_PROBLEM REQUIREMENTS:_ Type out the data exactly as given. Skip any image.

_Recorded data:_
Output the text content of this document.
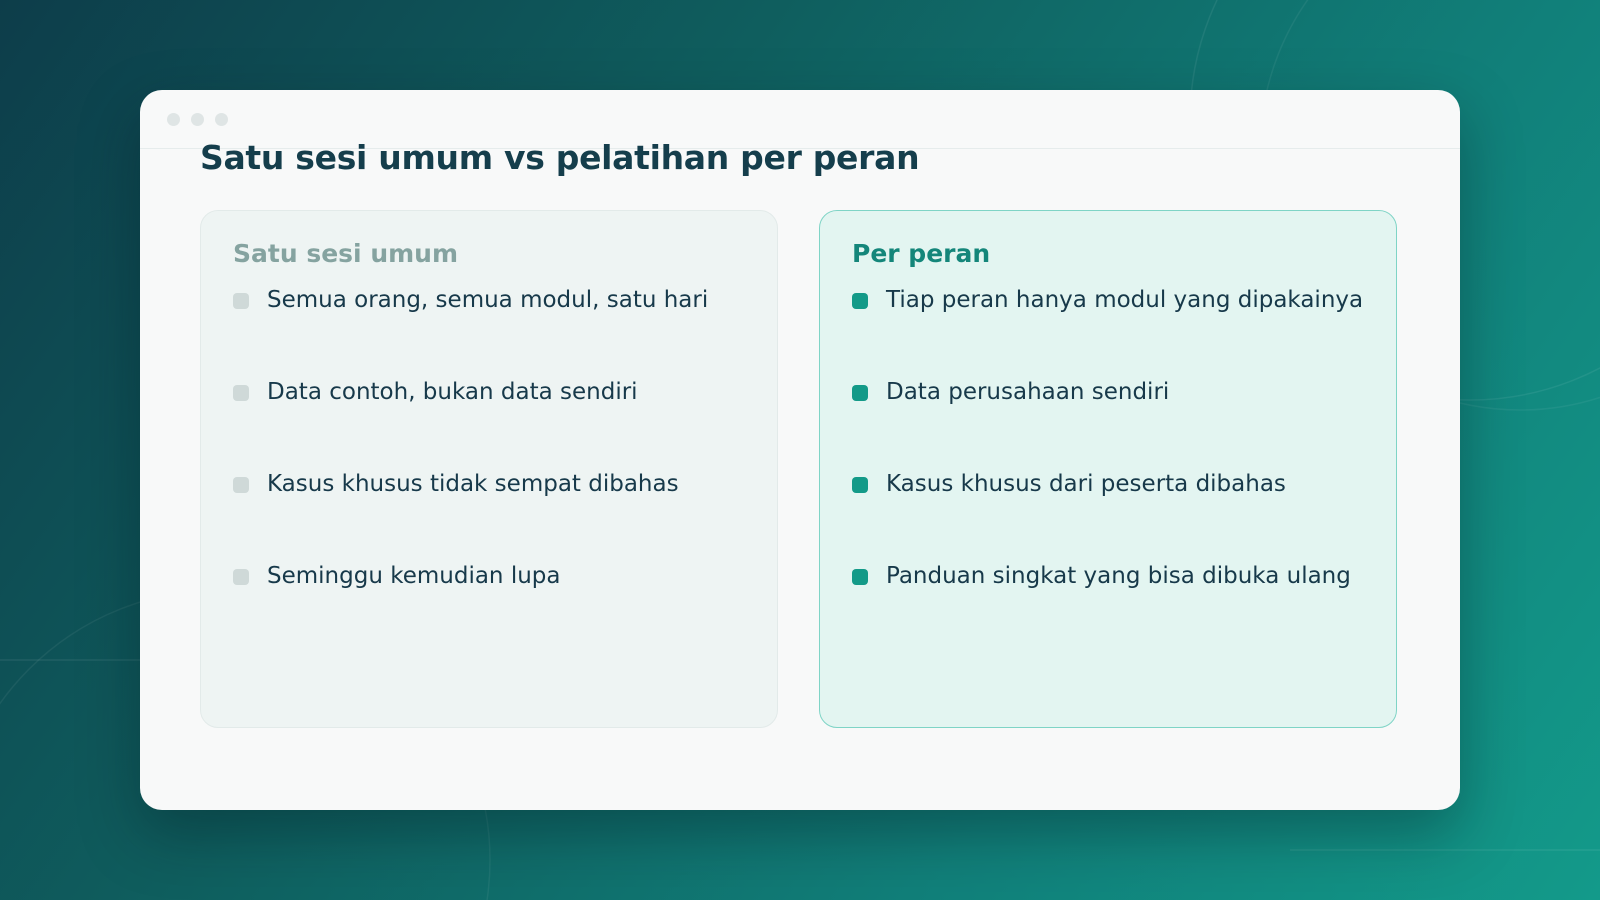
Satu sesi umum vs pelatihan per peran
Satu sesi umum
Semua orang, semua modul, satu hari
Data contoh, bukan data sendiri
Kasus khusus tidak sempat dibahas
Seminggu kemudian lupa
Per peran
Tiap peran hanya modul yang dipakainya
Data perusahaan sendiri
Kasus khusus dari peserta dibahas
Panduan singkat yang bisa dibuka ulang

_THE ANSWER:_
Output the text content of this document.
Satu sesi umum vs pelatihan per peran
Satu sesi umum
Semua orang, semua modul, satu hari
Data contoh, bukan data sendiri
Kasus khusus tidak sempat dibahas
Seminggu kemudian lupa
Per peran
Tiap peran hanya modul yang dipakainya
Data perusahaan sendiri
Kasus khusus dari peserta dibahas
Panduan singkat yang bisa dibuka ulang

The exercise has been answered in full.